**Text excerpt:**

Tin-Foil Hat Theology [1]

How conspiracy theories are detrimental to a Christian’s spiritual health

Do not say, “a conspiracy,” concerning all that this people call a conspiracy, nor be afraid of their threats or be troubled. (Isaiah 8:12)

As I have traveled over the internet super-highway, I will occasionally drive by websites dedicated to the promotion of some elaborate conspiracy theory. Just like the attractions along the side of the road promising to show anyone willing to stop such glorious curiosities as the world’s largest gum ball or genuine baby Bigfoot skeletons, those conspiracy websites promise that if you are willing to open your eyes, read all the facts, and connect all the dots, you too will be awakened to the truth of reality.

Now, before I go on, it may be helpful to define what I mean by a conspiracy theory.

A “conspiracy” is simply defined as a “planning together to do something.” Additionally, the conspirators – the group of individual conspiring together – do so in secret, and no one outside the group knows what is really going on.

Generally, the word “conspiracy” has a stigma attached to it because it is assumed that the conspirators are attempting to perpetrate something illegal or harmful, but a conspiracy and those conspiring together need not be thought of as being harmful or acting illegally in the majority of instances.

The Manhattan Project, for example, was a massive conspiracy designed to develop the atomic bomb. It was necessary for the entire project to remain a conspiracy – top secret – for the purposes of national security.  Even the Normandy Invasion of June 6, 1944 was a large scale conspiracy which also necessitated absolute secrecy. I myself once participated in a “conspiracy” when I was invited to attend a private get together with a well-known pastor that was limited to the number of folks who could attend. I was told the gathering was impromptu and I was to keep it secret because there was no way to accommodate a large group of people.

Those type of conspiracies are not bad.

However, the conspiracies that occupy the minds of conspiracy theorists are of the harmful, illegal type and they cover a broad spectrum of subjects and scenarios. For instance:

– Zionists and Jews attempting to take over the world.

– International bankers trying to take over the world.

– The Illuminati, or other clandestine groups, attempting to take over the world.

– NASA and the government covering over the truth about UFOs.

– NASA and the government covering over the truth about cities on Mars and the moon.

– NASA and the government covering over the truth that the Apollo missions were hoaxed.

– The government covering over the assassination of high profile government officials like JFK or Ron Brown.

– And the most recent: the government covering over their involvement orchestrating the events of September, 11th with remote control planes, cruise missiles, and controlled demolitions.

Now, it is one thing to have a disturbed individual who lives in a one-room apartment with 3 cats named after the characters from Dune and lectures on a part-time basis at the local community college, claim that the government, in conjunction with the Reptilian Guard from the planet Zinar, staged 9-11 so Bush could steal all the oil in the Middle East. I, as a Bible believing Christian, expect these kind of conclusions from men whose minds are darkened in sin and are thus easily susceptible to be snared by these fantasies.

However, it is quite another thing to find men and women who name Christ as their Lord and Savior advocating conspiracy theories. Those folks go beyond being disturbing to grieving my heart.

**Written exercise 1:** Copy everything in the essay on conspiracy theories from "Those type of" down to "trying to take over the world.".
**Written exercise 2:** Carry on the essay on conspiracy theories past its last sentence, in the same voice.

**Records shown:**

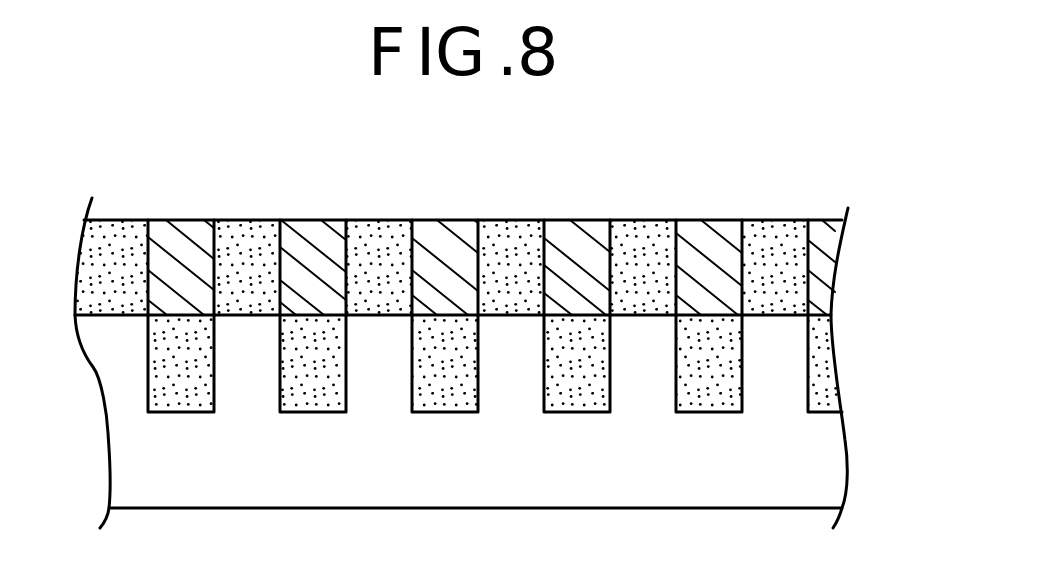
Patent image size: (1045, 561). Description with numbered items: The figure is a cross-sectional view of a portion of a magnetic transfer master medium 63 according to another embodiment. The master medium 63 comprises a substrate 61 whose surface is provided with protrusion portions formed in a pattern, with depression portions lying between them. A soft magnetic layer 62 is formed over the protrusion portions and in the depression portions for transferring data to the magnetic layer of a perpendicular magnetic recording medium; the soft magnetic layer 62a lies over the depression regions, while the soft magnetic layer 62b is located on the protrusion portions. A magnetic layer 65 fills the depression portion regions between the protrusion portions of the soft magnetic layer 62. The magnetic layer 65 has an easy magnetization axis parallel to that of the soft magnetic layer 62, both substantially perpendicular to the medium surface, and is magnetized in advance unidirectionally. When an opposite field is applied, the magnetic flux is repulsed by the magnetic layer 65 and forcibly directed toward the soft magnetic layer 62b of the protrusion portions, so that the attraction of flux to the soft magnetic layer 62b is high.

The substrate 61 is at (825, 470).
The soft magnetic layer 62 is at (527, 316).
The soft magnetic layer 62a is at (790, 277).
The soft magnetic layer of the protrusion portions 62b is at (534, 363).
The master medium 63 is at (800, 175).
The magnetic layer 65 is at (307, 237).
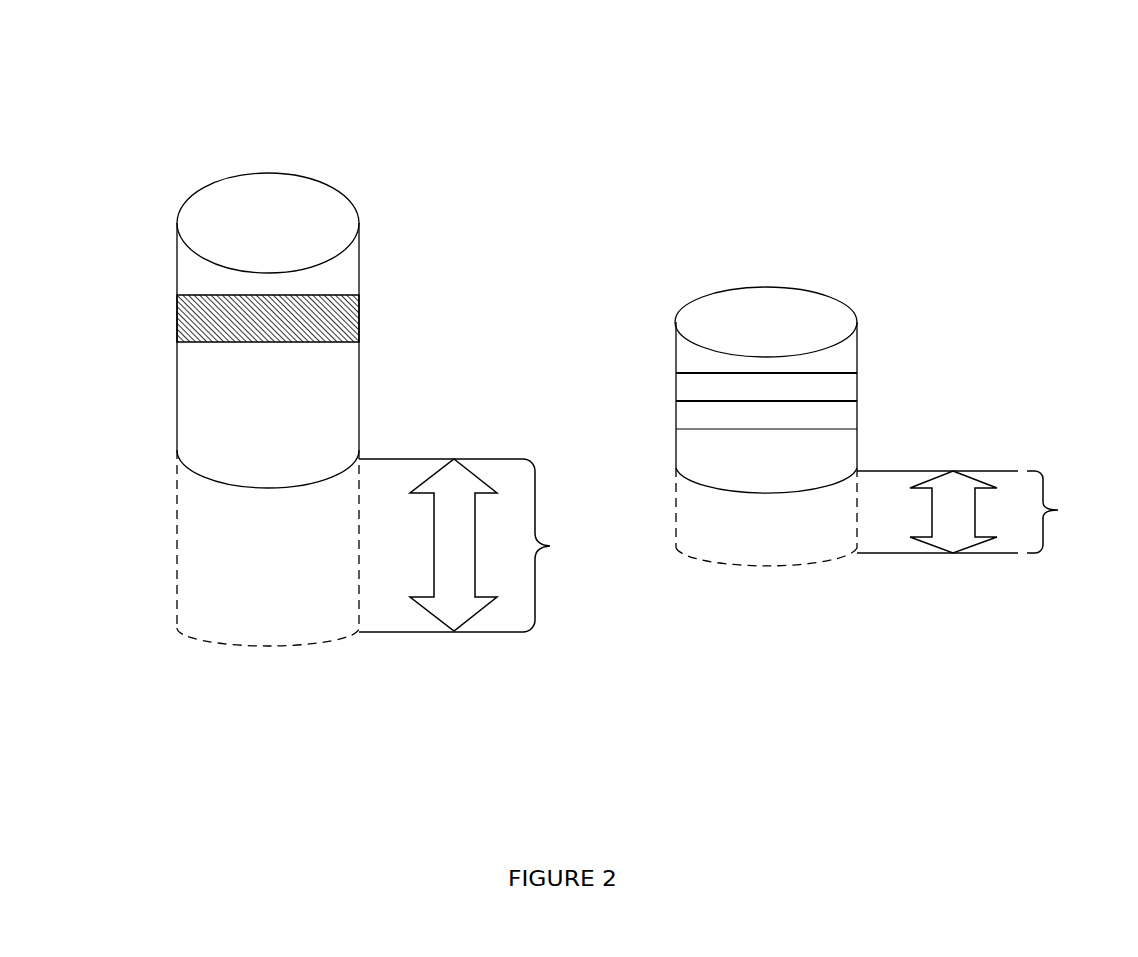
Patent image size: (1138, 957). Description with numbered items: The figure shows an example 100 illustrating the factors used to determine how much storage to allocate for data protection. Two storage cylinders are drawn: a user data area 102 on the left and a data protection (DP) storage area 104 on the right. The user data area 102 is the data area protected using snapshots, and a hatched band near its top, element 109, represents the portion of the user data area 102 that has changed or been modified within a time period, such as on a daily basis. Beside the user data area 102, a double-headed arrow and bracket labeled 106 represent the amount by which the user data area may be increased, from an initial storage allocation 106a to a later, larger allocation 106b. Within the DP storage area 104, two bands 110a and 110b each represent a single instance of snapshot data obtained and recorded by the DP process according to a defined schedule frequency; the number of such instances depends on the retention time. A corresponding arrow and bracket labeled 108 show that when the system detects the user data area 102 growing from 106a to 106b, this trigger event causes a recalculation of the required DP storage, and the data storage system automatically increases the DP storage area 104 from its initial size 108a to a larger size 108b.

The example 100 is at (128, 58).
The user data area 102 is at (314, 207).
The DP storage area 104 is at (823, 303).
The amount by which the user data area may be increased 106 is at (505, 545).
The initial storage allocation 106a is at (495, 457).
The increased user data area size 106b is at (487, 632).
The DP storage area size adjustment 108 is at (1010, 512).
The initial DP storage area size 108a is at (975, 470).
The increased DP storage area size 108b is at (983, 555).
The changed portion of the user data area 109 is at (177, 319).
The snapshot data instance 110a is at (857, 395).
The snapshot data instance 110b is at (845, 417).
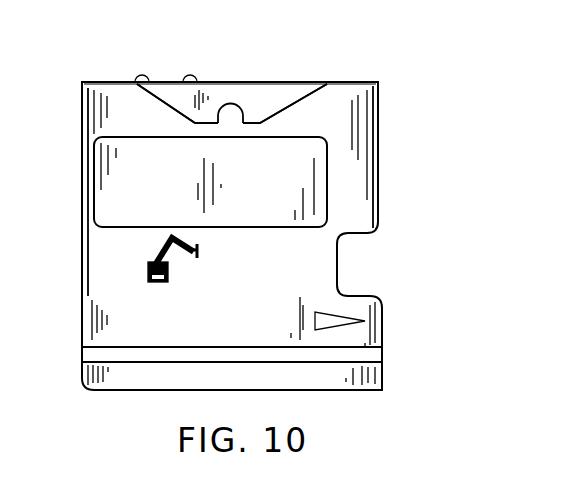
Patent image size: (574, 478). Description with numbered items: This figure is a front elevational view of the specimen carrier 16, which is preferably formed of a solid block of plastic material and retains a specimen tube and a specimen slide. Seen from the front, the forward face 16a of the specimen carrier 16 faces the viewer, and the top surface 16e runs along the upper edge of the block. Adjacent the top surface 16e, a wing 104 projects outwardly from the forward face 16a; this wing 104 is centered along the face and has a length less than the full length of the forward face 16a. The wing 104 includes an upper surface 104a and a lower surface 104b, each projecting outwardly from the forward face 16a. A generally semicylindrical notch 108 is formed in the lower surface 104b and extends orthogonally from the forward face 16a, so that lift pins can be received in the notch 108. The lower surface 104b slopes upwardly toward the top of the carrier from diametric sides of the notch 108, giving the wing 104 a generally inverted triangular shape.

The specimen carrier 16 is at (72, 133).
The forward face 16a is at (348, 177).
The top surface 16e is at (363, 82).
The wing 104 is at (275, 100).
The upper surface 104a is at (208, 82).
The lower surface 104b is at (260, 125).
The semicylindrical notch 108 is at (230, 115).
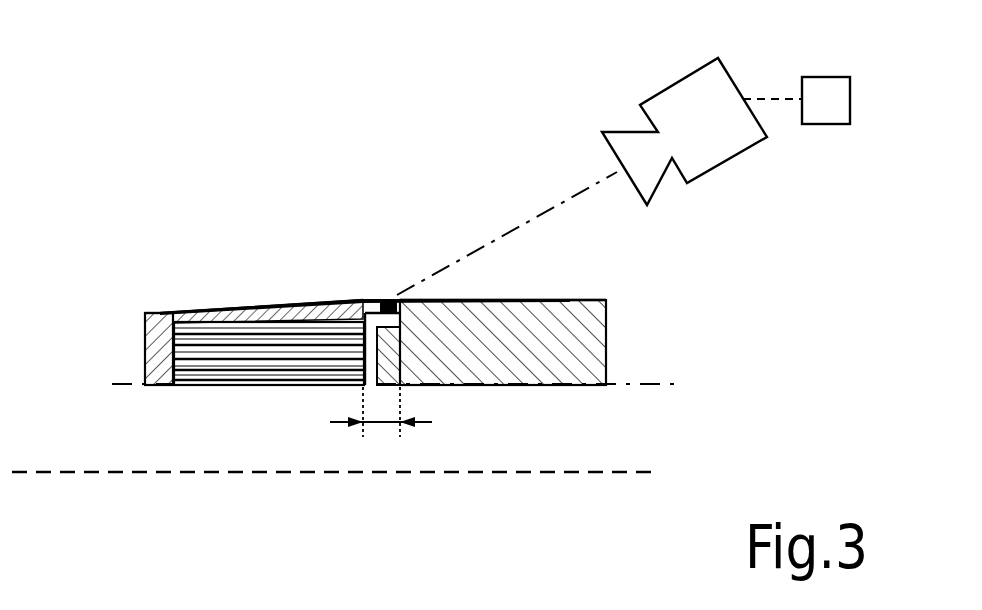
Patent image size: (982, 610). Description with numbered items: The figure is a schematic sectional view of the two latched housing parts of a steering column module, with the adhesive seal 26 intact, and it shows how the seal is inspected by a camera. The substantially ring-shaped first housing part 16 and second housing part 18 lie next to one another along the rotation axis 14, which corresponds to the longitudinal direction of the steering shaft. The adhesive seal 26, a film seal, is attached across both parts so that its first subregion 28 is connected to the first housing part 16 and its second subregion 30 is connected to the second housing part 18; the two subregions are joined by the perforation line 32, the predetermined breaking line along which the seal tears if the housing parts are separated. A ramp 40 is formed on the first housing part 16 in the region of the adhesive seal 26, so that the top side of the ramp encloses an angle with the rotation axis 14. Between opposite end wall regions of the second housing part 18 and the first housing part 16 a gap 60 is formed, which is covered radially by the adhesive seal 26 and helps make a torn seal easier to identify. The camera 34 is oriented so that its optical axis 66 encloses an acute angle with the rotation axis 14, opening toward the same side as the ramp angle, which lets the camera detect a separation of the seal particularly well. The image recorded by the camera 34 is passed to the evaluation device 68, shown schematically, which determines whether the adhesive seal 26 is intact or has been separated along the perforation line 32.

The rotation axis 14 is at (230, 473).
The first housing part 16 is at (165, 358).
The second housing part 18 is at (595, 338).
The adhesive seal 26 is at (352, 295).
The first subregion 28 is at (255, 307).
The second subregion 30 is at (503, 298).
The perforation line 32 is at (392, 300).
The camera 34 is at (687, 90).
The ramp 40 is at (317, 307).
The gap 60 is at (382, 422).
The optical axis 66 is at (503, 232).
The evaluation device 68 is at (827, 87).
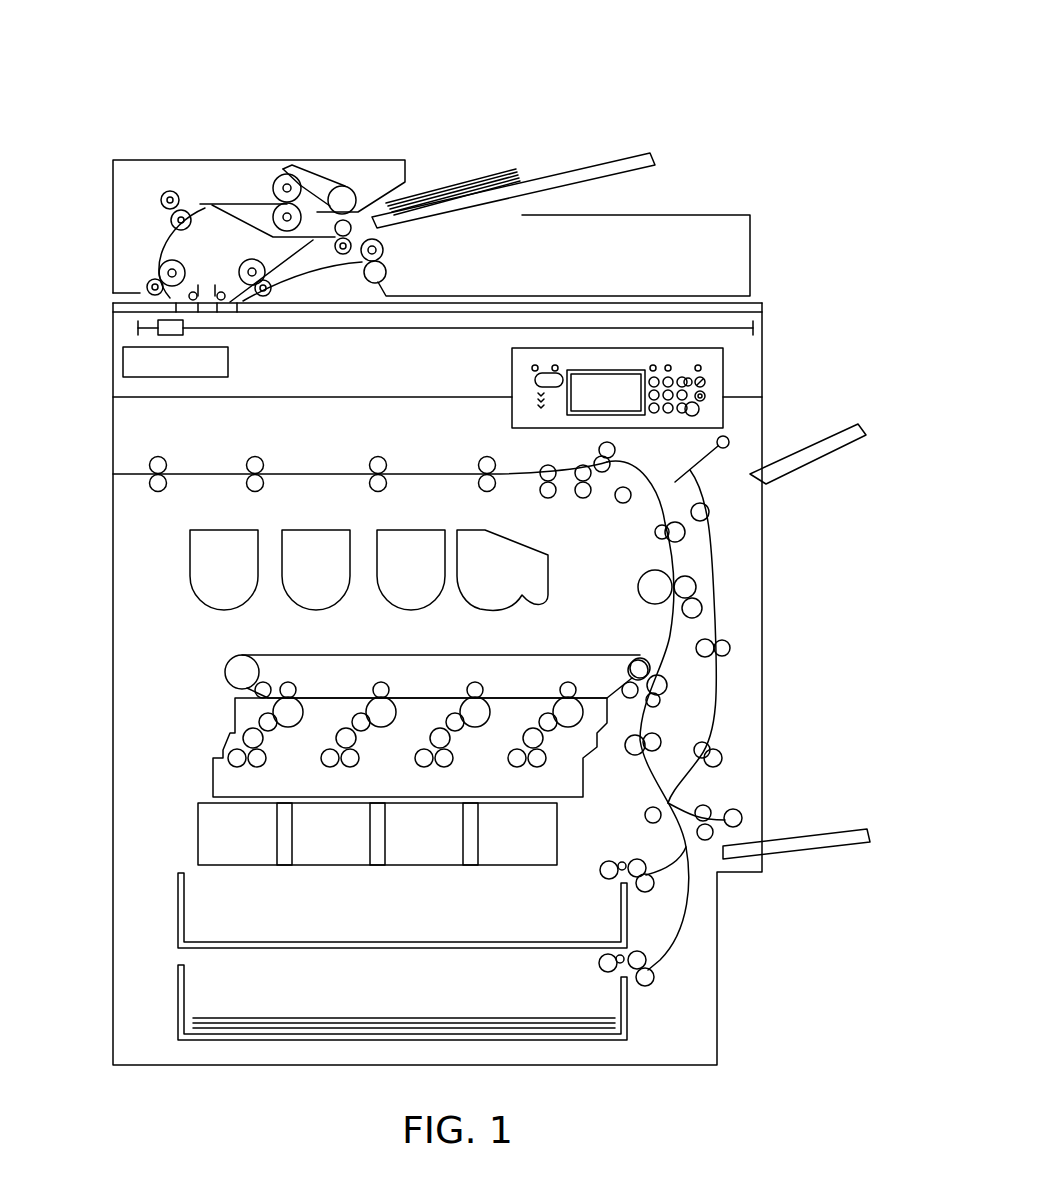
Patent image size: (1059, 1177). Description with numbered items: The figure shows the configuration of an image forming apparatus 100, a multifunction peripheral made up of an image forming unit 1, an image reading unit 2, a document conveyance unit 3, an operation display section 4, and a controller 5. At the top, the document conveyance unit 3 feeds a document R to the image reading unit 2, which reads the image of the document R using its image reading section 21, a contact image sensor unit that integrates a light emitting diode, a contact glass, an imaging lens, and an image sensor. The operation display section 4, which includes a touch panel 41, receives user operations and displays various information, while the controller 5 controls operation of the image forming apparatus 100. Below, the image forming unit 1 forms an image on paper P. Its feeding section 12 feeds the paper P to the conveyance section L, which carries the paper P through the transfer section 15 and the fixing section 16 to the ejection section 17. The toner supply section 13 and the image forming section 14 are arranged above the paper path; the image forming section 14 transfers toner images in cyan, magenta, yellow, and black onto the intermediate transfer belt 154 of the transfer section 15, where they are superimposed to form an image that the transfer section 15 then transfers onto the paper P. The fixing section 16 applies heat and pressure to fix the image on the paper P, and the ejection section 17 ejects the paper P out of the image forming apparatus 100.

**Task result 1:**
Those type of conspiracies are not bad.

However, the conspiracies that occupy the minds of conspiracy theorists are of the harmful, illegal type and they cover a broad spectrum of subjects and scenarios. For instance:

– Zionists and Jews attempting to take over the world.

– International bankers trying to take over the world.

**Task result 2:**
Before the Internet, there were individuals that people genuinely thought were “pastors” and Bible teachers who preached about massive conspiracy theories that were going to usher in the anti-Christ, or establish the new age, or force people to get a barcode burned onto their head, or the U.N. rounding up Christians and locking them in concentration camps.

For some reason, the cranks who promoted these theories were fundamentalists, King James onlyists types. I am not sure what that means exactly, but suffice it to say, their publications were contained to a small, marginalized fan base and didn’t get much air time in the real world.

But now, with the advent of the world wide web, those same “Christian” conspiracy hunters have the ability to spread their paranoid delusions to the four corners of the earth. Additionally, they can build elaborate websites that document the particular conspiracy of choice with detailed charts and compelling video presentations.  Social media also adds fuel, because conspiracy believers can find other like-minded, committed conspiracy “truthers.” Eventually, an enormous community of “truthers” is formed that feed of each other.

A conspiracy-driven mindset, or what I call “tin-foil hat theology,” can have a deleterious impact on the Christian church. Not only does such thinking display an appalling lack of discernment among Christians, but those conspiracy theorists can quickly disrupt the fellowship of at a local church creating all sorts of odd-ball shepherding issues with a pastor.

Now, with that in mind, I’d like to biblically think through the error of tin-foil hat theology by outling what I believe are at least six key ways conspiracy theory theology can be detrimental to a Christian’s spiritual health. I will begin with the first three:

1) Produces an Inordinate Fear that Should Never be a Mark of a Christian

paranoidAn unhealthy interest in conspiracy theories can produce fear in the heart of the person entertaining them. It’s like a low-grade paranoia that drives the way the person evaluates people and events he or she may come in contact with and experience.

Just like the by-line from the X-files, “No one is to be trusted.”  Everyone in any position of authority could be lying or covering something up to conceal the truth. The person becomes suspicious of every person and everything. Some folks may think I am exaggerating the paranoia of these people, but I have known individuals recently and from my past who so allowed conspiracy theory scenarios to govern their hearts they became overwhelmed with fear. I can recall one gal who claimed she would never use a computer, because the Antichrist would use computers and the internet to form the one world government in the end-times.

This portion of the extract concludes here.